# Your objective
Each record below should be output verbatim, without pictures.

═════ Data for the task

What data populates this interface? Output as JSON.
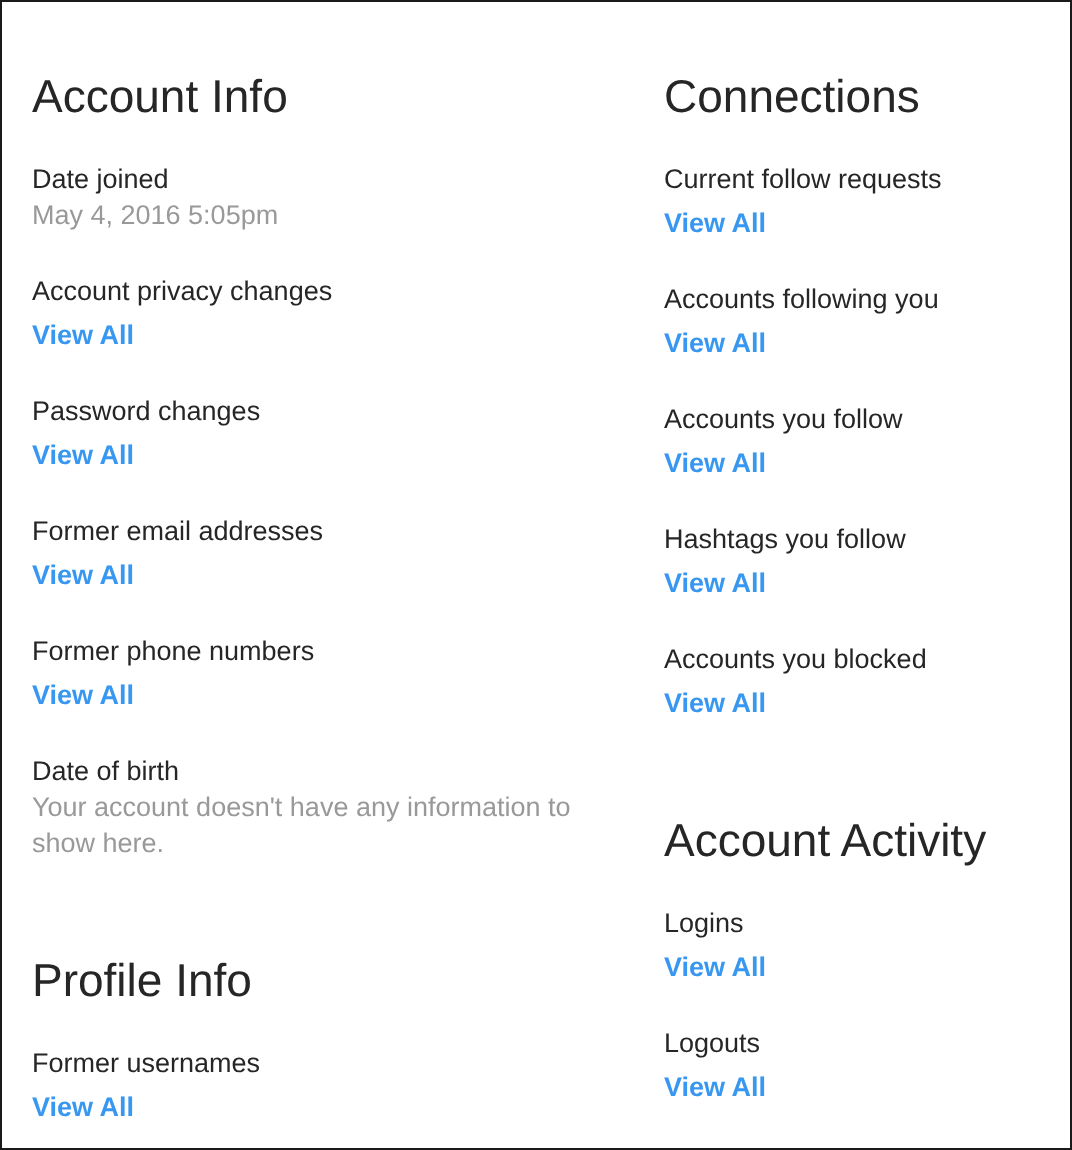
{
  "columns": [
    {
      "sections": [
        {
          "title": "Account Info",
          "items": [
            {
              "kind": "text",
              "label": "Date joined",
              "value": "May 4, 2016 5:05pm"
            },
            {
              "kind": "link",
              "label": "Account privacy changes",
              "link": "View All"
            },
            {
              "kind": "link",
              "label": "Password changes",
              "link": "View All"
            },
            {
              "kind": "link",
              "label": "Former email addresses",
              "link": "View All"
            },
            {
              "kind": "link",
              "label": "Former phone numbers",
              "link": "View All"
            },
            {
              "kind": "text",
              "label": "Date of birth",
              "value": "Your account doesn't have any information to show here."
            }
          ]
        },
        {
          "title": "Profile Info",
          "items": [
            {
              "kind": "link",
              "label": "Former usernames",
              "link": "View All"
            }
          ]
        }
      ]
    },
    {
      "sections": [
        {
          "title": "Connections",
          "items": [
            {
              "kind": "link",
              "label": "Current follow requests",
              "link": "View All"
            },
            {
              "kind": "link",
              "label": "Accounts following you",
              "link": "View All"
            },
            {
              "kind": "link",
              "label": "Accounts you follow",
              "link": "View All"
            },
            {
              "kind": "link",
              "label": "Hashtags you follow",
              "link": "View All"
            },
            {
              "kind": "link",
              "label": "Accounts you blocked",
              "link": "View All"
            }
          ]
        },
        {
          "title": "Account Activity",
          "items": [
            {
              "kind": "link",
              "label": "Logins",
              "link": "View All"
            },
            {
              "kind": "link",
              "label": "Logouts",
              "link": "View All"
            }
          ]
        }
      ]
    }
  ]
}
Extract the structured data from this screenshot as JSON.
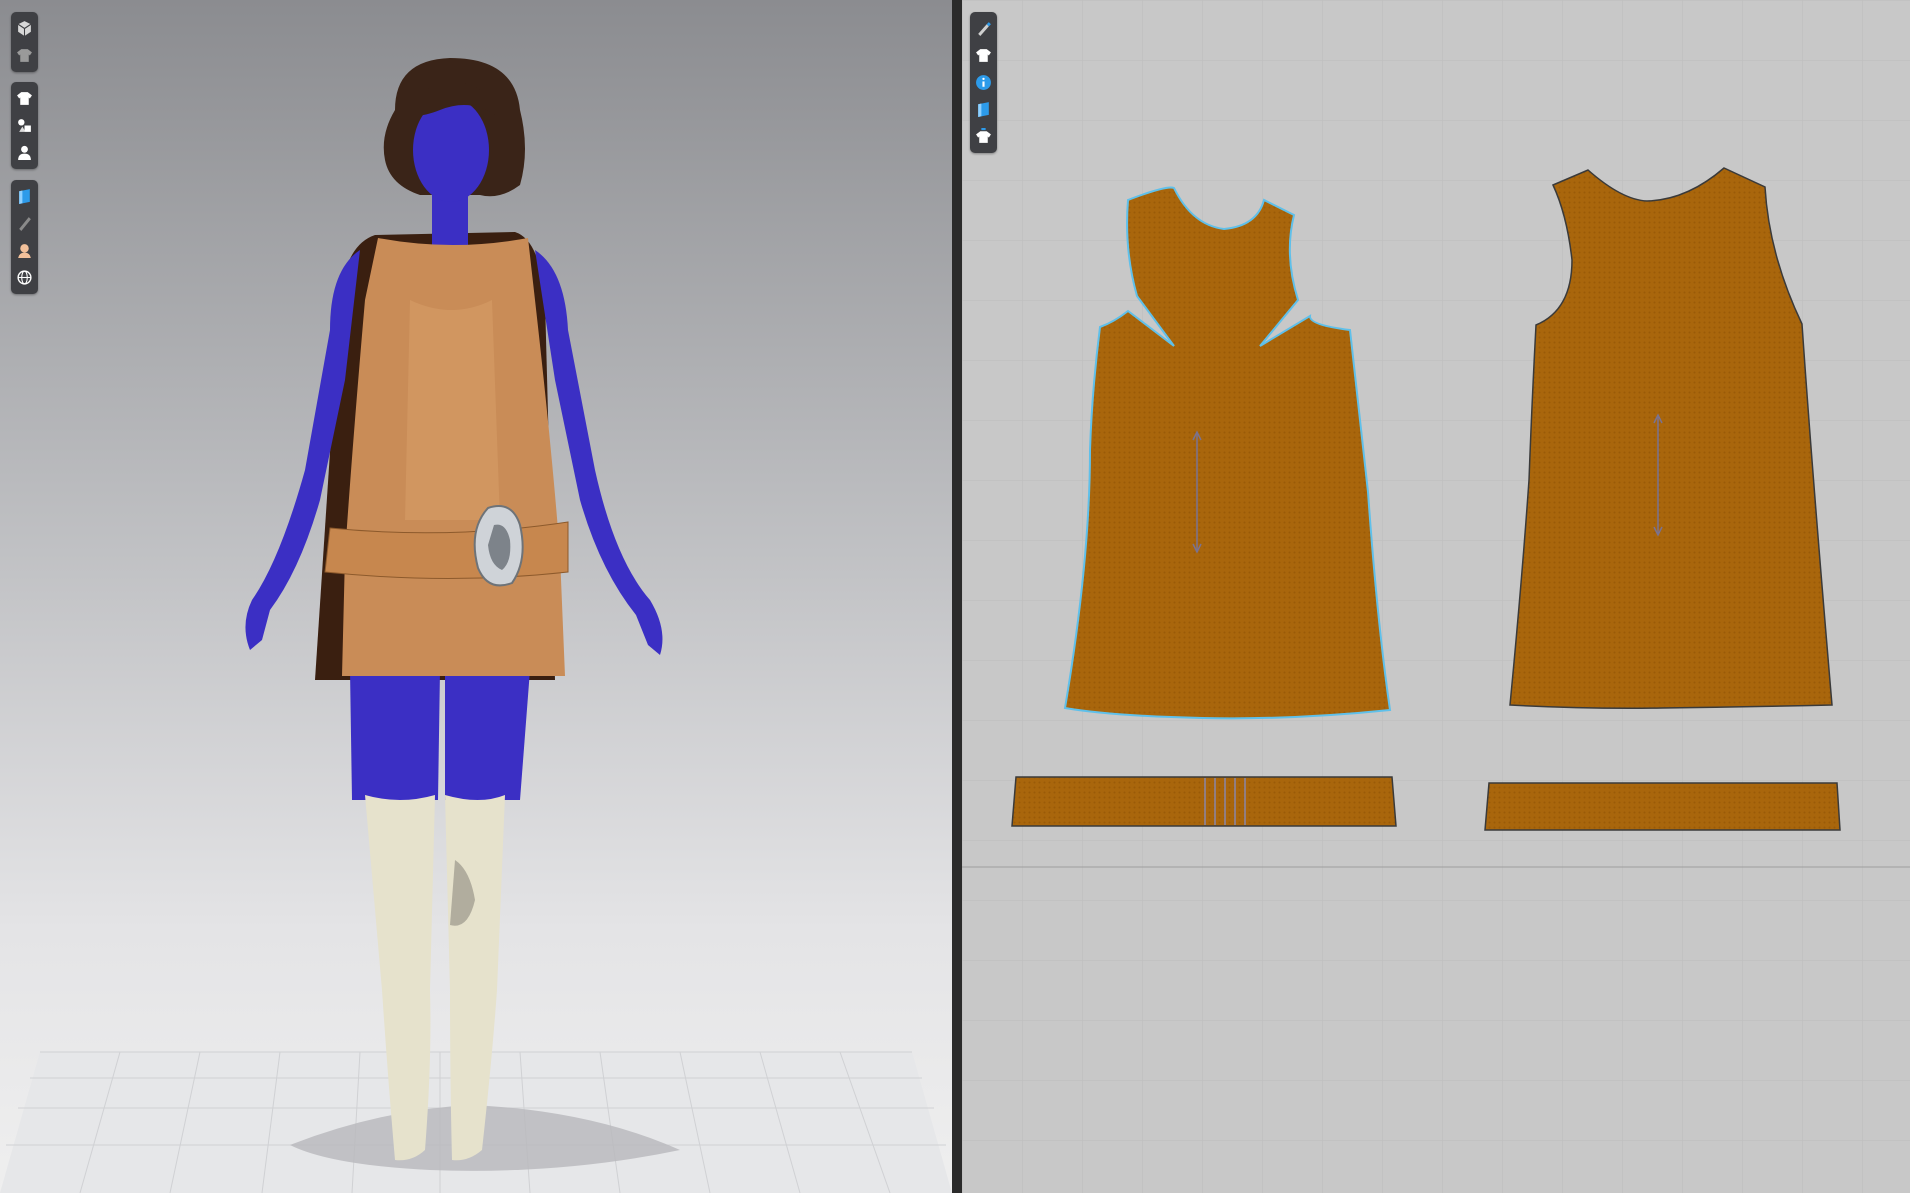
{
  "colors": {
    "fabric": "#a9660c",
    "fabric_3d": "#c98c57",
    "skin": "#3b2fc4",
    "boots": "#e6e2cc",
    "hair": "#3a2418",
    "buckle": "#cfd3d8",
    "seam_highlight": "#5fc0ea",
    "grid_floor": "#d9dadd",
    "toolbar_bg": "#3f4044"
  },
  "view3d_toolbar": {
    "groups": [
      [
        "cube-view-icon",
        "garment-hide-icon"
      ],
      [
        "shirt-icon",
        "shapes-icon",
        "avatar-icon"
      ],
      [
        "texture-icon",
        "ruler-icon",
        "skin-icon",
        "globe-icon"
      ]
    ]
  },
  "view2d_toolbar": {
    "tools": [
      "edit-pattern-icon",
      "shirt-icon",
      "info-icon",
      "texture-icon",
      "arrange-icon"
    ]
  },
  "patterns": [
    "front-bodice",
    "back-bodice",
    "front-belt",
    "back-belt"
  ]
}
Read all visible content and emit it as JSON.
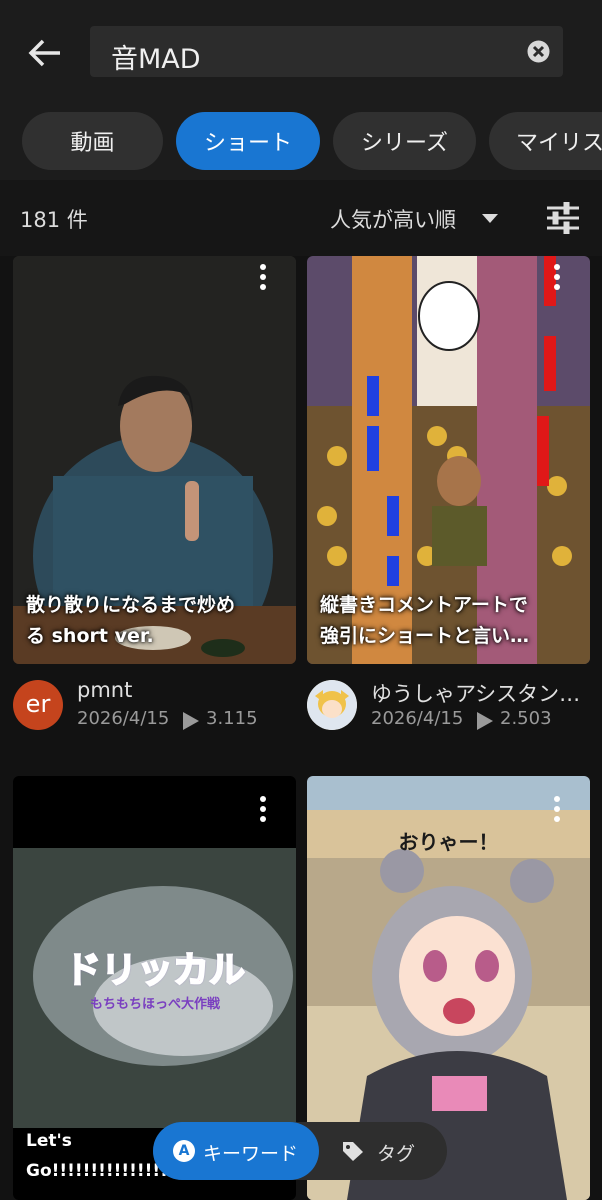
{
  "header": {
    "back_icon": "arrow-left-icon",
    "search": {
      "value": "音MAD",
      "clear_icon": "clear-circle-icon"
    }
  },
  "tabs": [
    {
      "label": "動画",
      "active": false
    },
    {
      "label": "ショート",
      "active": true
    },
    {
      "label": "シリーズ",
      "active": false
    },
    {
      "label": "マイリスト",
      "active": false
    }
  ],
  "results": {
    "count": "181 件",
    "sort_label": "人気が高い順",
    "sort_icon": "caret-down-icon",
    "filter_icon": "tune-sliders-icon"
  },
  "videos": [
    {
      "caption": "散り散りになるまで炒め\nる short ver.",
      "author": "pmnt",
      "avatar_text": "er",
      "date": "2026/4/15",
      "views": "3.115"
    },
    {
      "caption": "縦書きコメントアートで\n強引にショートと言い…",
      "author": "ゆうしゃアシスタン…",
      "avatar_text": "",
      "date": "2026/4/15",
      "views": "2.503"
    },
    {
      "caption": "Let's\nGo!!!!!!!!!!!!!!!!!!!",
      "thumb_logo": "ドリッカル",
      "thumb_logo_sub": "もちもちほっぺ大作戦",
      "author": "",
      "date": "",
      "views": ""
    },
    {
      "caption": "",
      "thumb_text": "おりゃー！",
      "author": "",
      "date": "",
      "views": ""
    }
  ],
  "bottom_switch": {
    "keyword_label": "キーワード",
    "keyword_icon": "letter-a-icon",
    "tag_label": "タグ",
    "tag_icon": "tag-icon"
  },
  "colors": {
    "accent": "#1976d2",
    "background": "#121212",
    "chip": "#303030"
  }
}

══════════

# Task response
What data populates this interface? Output as JSON.
{
  "columns": [
    {
      "sections": [
        {
          "title": "Account Info",
          "items": [
            {
              "kind": "text",
              "label": "Date joined",
              "value": "May 4, 2016 5:05pm"
            },
            {
              "kind": "link",
              "label": "Account privacy changes",
              "link": "View All"
            },
            {
              "kind": "link",
              "label": "Password changes",
              "link": "View All"
            },
            {
              "kind": "link",
              "label": "Former email addresses",
              "link": "View All"
            },
            {
              "kind": "link",
              "label": "Former phone numbers",
              "link": "View All"
            },
            {
              "kind": "text",
              "label": "Date of birth",
              "value": "Your account doesn't have any information to show here."
            }
          ]
        },
        {
          "title": "Profile Info",
          "items": [
            {
              "kind": "link",
              "label": "Former usernames",
              "link": "View All"
            }
          ]
        }
      ]
    },
    {
      "sections": [
        {
          "title": "Connections",
          "items": [
            {
              "kind": "link",
              "label": "Current follow requests",
              "link": "View All"
            },
            {
              "kind": "link",
              "label": "Accounts following you",
              "link": "View All"
            },
            {
              "kind": "link",
              "label": "Accounts you follow",
              "link": "View All"
            },
            {
              "kind": "link",
              "label": "Hashtags you follow",
              "link": "View All"
            },
            {
              "kind": "link",
              "label": "Accounts you blocked",
              "link": "View All"
            }
          ]
        },
        {
          "title": "Account Activity",
          "items": [
            {
              "kind": "link",
              "label": "Logins",
              "link": "View All"
            },
            {
              "kind": "link",
              "label": "Logouts",
              "link": "View All"
            }
          ]
        }
      ]
    }
  ]
}
Extract the structured data from this screenshot as JSON.
{
  "colors": {
    "fabric": "#a9660c",
    "fabric_3d": "#c98c57",
    "skin": "#3b2fc4",
    "boots": "#e6e2cc",
    "hair": "#3a2418",
    "buckle": "#cfd3d8",
    "seam_highlight": "#5fc0ea",
    "grid_floor": "#d9dadd",
    "toolbar_bg": "#3f4044"
  },
  "view3d_toolbar": {
    "groups": [
      [
        "cube-view-icon",
        "garment-hide-icon"
      ],
      [
        "shirt-icon",
        "shapes-icon",
        "avatar-icon"
      ],
      [
        "texture-icon",
        "ruler-icon",
        "skin-icon",
        "globe-icon"
      ]
    ]
  },
  "view2d_toolbar": {
    "tools": [
      "edit-pattern-icon",
      "shirt-icon",
      "info-icon",
      "texture-icon",
      "arrange-icon"
    ]
  },
  "patterns": [
    "front-bodice",
    "back-bodice",
    "front-belt",
    "back-belt"
  ]
}
Read all visible content and emit it as JSON.
{
  "header": {
    "back_icon": "arrow-left-icon",
    "search": {
      "value": "音MAD",
      "clear_icon": "clear-circle-icon"
    }
  },
  "tabs": [
    {
      "label": "動画",
      "active": false
    },
    {
      "label": "ショート",
      "active": true
    },
    {
      "label": "シリーズ",
      "active": false
    },
    {
      "label": "マイリスト",
      "active": false
    }
  ],
  "results": {
    "count": "181 件",
    "sort_label": "人気が高い順",
    "sort_icon": "caret-down-icon",
    "filter_icon": "tune-sliders-icon"
  },
  "videos": [
    {
      "caption": "散り散りになるまで炒め\nる short ver.",
      "author": "pmnt",
      "avatar_text": "er",
      "date": "2026/4/15",
      "views": "3.115"
    },
    {
      "caption": "縦書きコメントアートで\n強引にショートと言い…",
      "author": "ゆうしゃアシスタン…",
      "avatar_text": "",
      "date": "2026/4/15",
      "views": "2.503"
    },
    {
      "caption": "Let's\nGo!!!!!!!!!!!!!!!!!!!",
      "thumb_logo": "ドリッカル",
      "thumb_logo_sub": "もちもちほっぺ大作戦",
      "author": "",
      "date": "",
      "views": ""
    },
    {
      "caption": "",
      "thumb_text": "おりゃー！",
      "author": "",
      "date": "",
      "views": ""
    }
  ],
  "bottom_switch": {
    "keyword_label": "キーワード",
    "keyword_icon": "letter-a-icon",
    "tag_label": "タグ",
    "tag_icon": "tag-icon"
  },
  "colors": {
    "accent": "#1976d2",
    "background": "#121212",
    "chip": "#303030"
  }
}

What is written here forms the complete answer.